(GOAL) Search the listing below for "exportación". Copy each matching line.

# ITEMS start

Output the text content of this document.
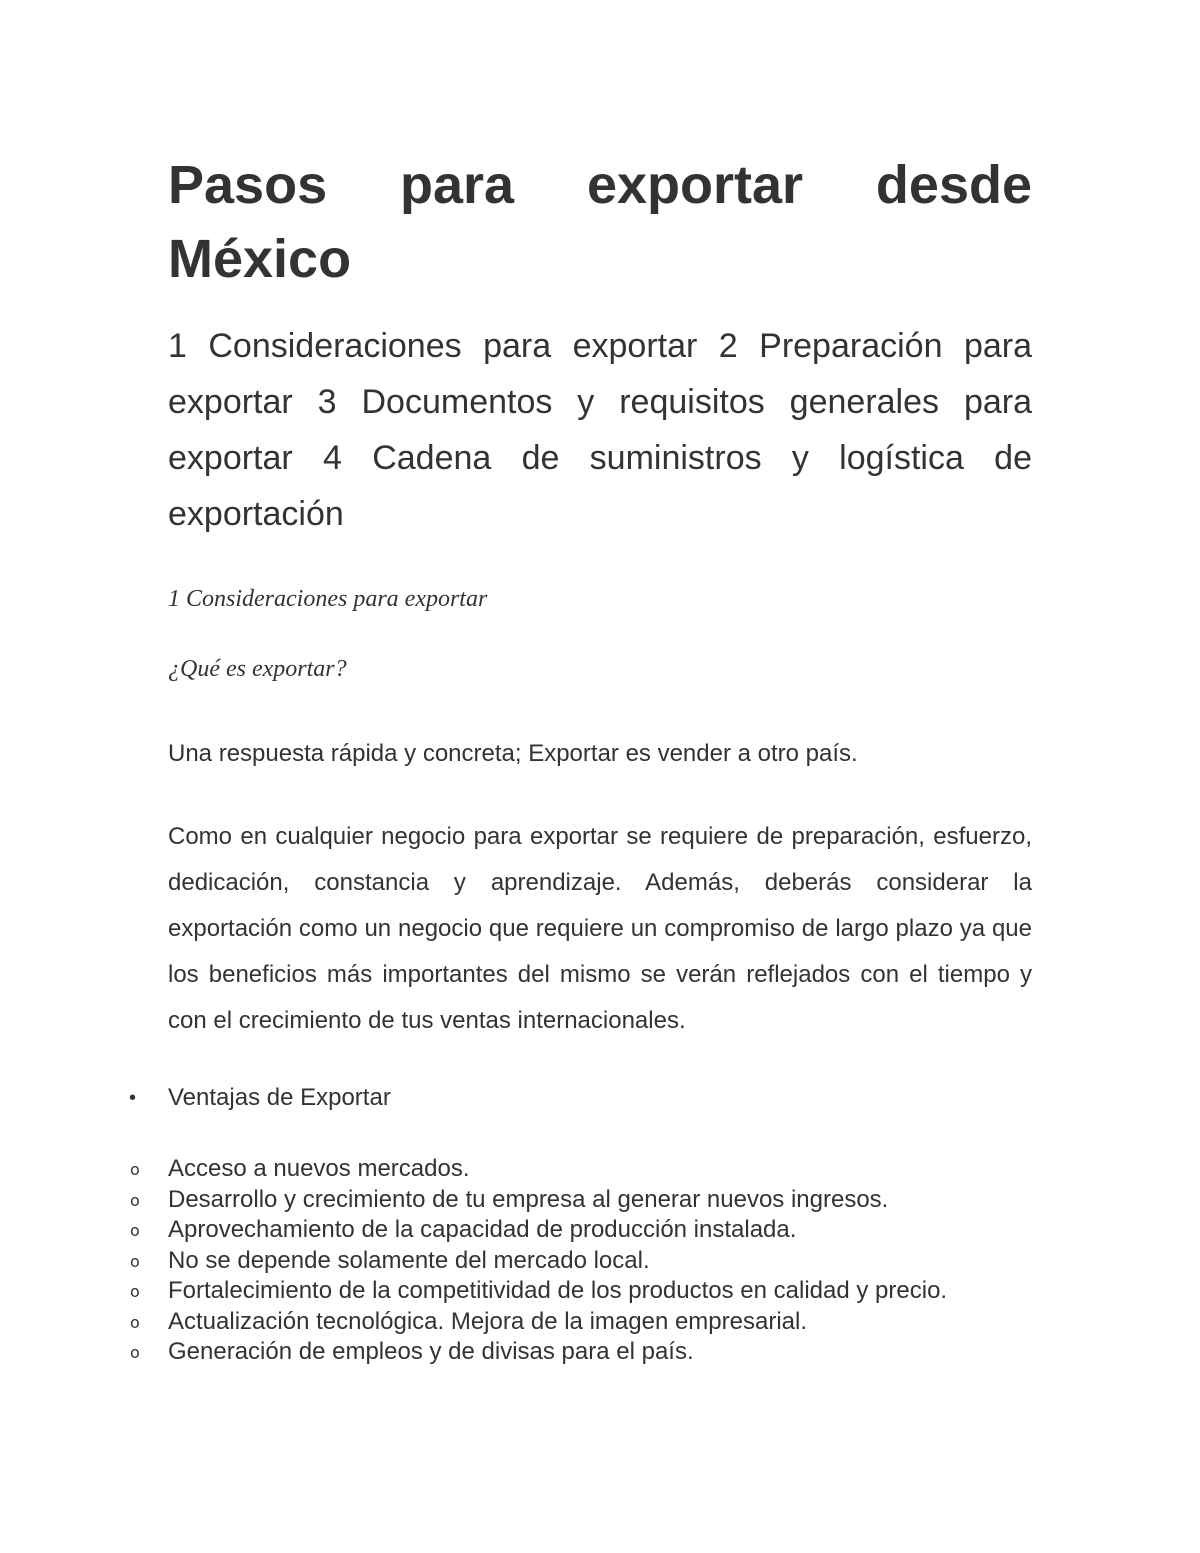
Pasos para exportar desde México

1 Consideraciones para exportar 2 Preparación para exportar 3 Documentos y requisitos generales para exportar 4 Cadena de suministros y logística de exportación

1 Consideraciones para exportar

¿Qué es exportar?

Una respuesta rápida y concreta; Exportar es vender a otro país.

Como en cualquier negocio para exportar se requiere de preparación, esfuerzo, dedicación, constancia y aprendizaje. Además, deberás considerar la exportación como un negocio que requiere un compromiso de largo plazo ya que los beneficios más importantes del mismo se verán reflejados con el tiempo y con el crecimiento de tus ventas internacionales.

• Ventajas de Exportar
o Acceso a nuevos mercados.
o Desarrollo y crecimiento de tu empresa al generar nuevos ingresos.
o Aprovechamiento de la capacidad de producción instalada.
o No se depende solamente del mercado local.
o Fortalecimiento de la competitividad de los productos en calidad y precio.
o Actualización tecnológica. Mejora de la imagen empresarial.
o Generación de empleos y de divisas para el país.
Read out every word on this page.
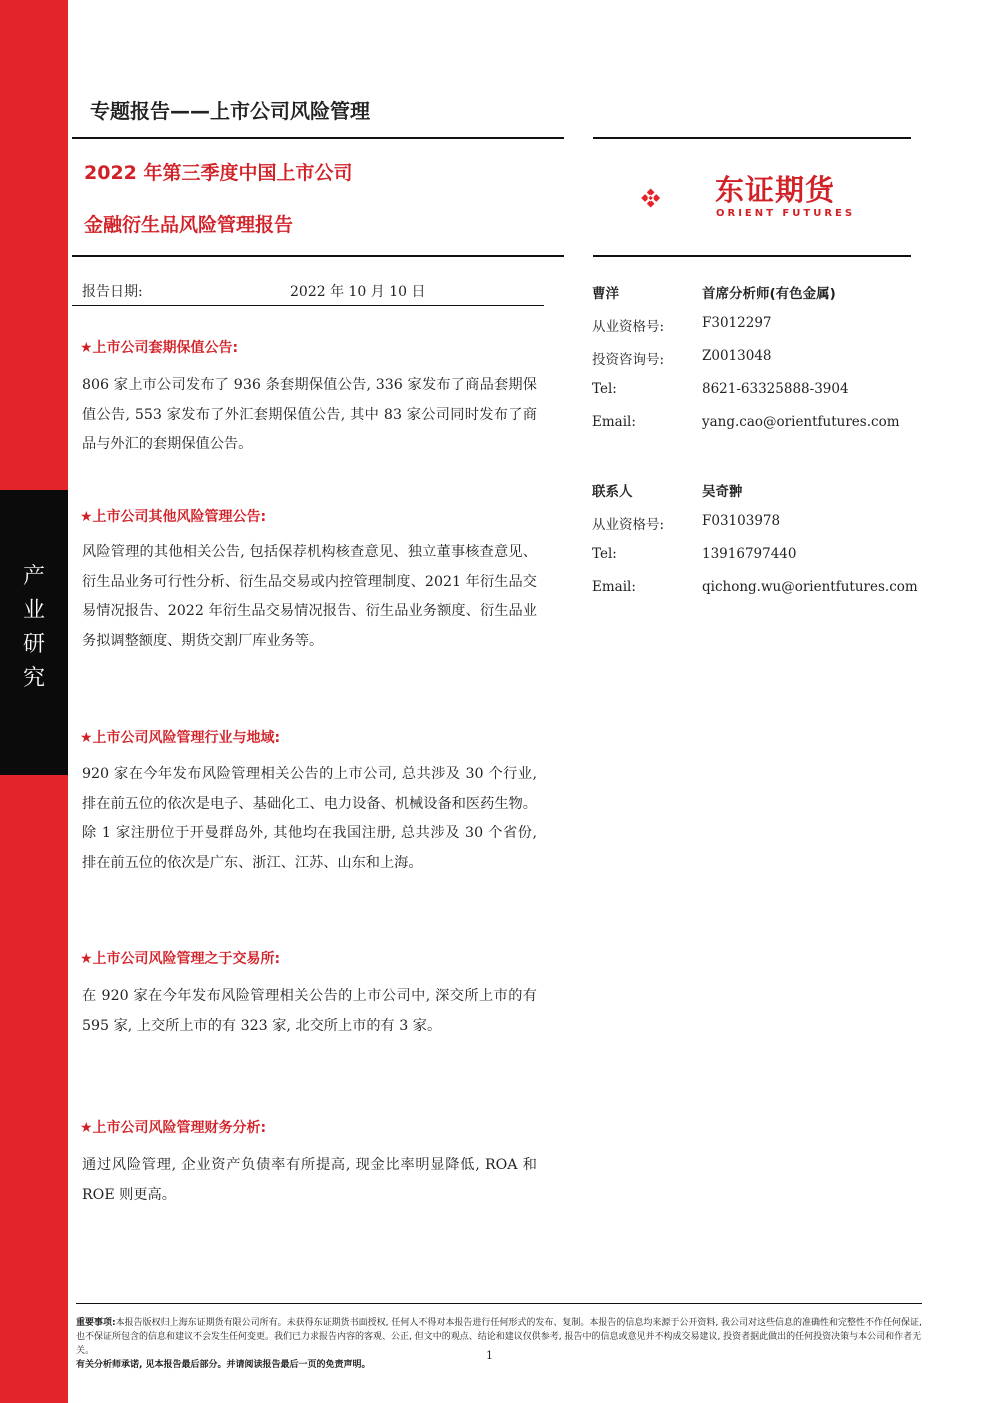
产
业
研
究
专题报告——上市公司风险管理
2022 年第三季度中国上市公司
金融衍生品风险管理报告
东证期货
ORIENT FUTURES
报告日期:	2022 年 10 月 10 日
★上市公司套期保值公告:
806 家上市公司发布了 936 条套期保值公告, 336 家发布了商品套期保值公告, 553 家发布了外汇套期保值公告, 其中 83 家公司同时发布了商品与外汇的套期保值公告。
★上市公司其他风险管理公告:
风险管理的其他相关公告, 包括保荐机构核查意见、独立董事核查意见、衍生品业务可行性分析、衍生品交易或内控管理制度、2021 年衍生品交易情况报告、2022 年衍生品交易情况报告、衍生品业务额度、衍生品业务拟调整额度、期货交割厂库业务等。
★上市公司风险管理行业与地域:
920 家在今年发布风险管理相关公告的上市公司, 总共涉及 30 个行业, 排在前五位的依次是电子、基础化工、电力设备、机械设备和医药生物。除 1 家注册位于开曼群岛外, 其他均在我国注册, 总共涉及 30 个省份, 排在前五位的依次是广东、浙江、江苏、山东和上海。
★上市公司风险管理之于交易所:
在 920 家在今年发布风险管理相关公告的上市公司中, 深交所上市的有 595 家, 上交所上市的有 323 家, 北交所上市的有 3 家。
★上市公司风险管理财务分析:
通过风险管理, 企业资产负债率有所提高, 现金比率明显降低, ROA 和 ROE 则更高。
曹洋	首席分析师(有色金属)
从业资格号:	F3012297
投资咨询号:	Z0013048
Tel:	8621-63325888-3904
Email:	yang.cao@orientfutures.com
联系人	吴奇翀
从业资格号:	F03103978
Tel:	13916797440
Email:	qichong.wu@orientfutures.com
重要事项:本报告版权归上海东证期货有限公司所有。未获得东证期货书面授权, 任何人不得对本报告进行任何形式的发布、复制。本报告的信息均来源于公开资料, 我公司对这些信息的准确性和完整性不作任何保证, 也不保证所包含的信息和建议不会发生任何变更。我们已力求报告内容的客观、公正, 但文中的观点、结论和建议仅供参考, 报告中的信息或意见并不构成交易建议, 投资者据此做出的任何投资决策与本公司和作者无关。
有关分析师承诺, 见本报告最后部分。并请阅读报告最后一页的免责声明。
1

# ITEMS end

(WRITTEN SOLUTION)
1 Consideraciones para exportar 2 Preparación para exportar 3 Documentos y requisitos generales para exportar 4 Cadena de suministros y logística de exportación
Como en cualquier negocio para exportar se requiere de preparación, esfuerzo, dedicación, constancia y aprendizaje. Además, deberás considerar la exportación como un negocio que requiere un compromiso de largo plazo ya que los beneficios más importantes del mismo se verán reflejados con el tiempo y con el crecimiento de tus ventas internacionales.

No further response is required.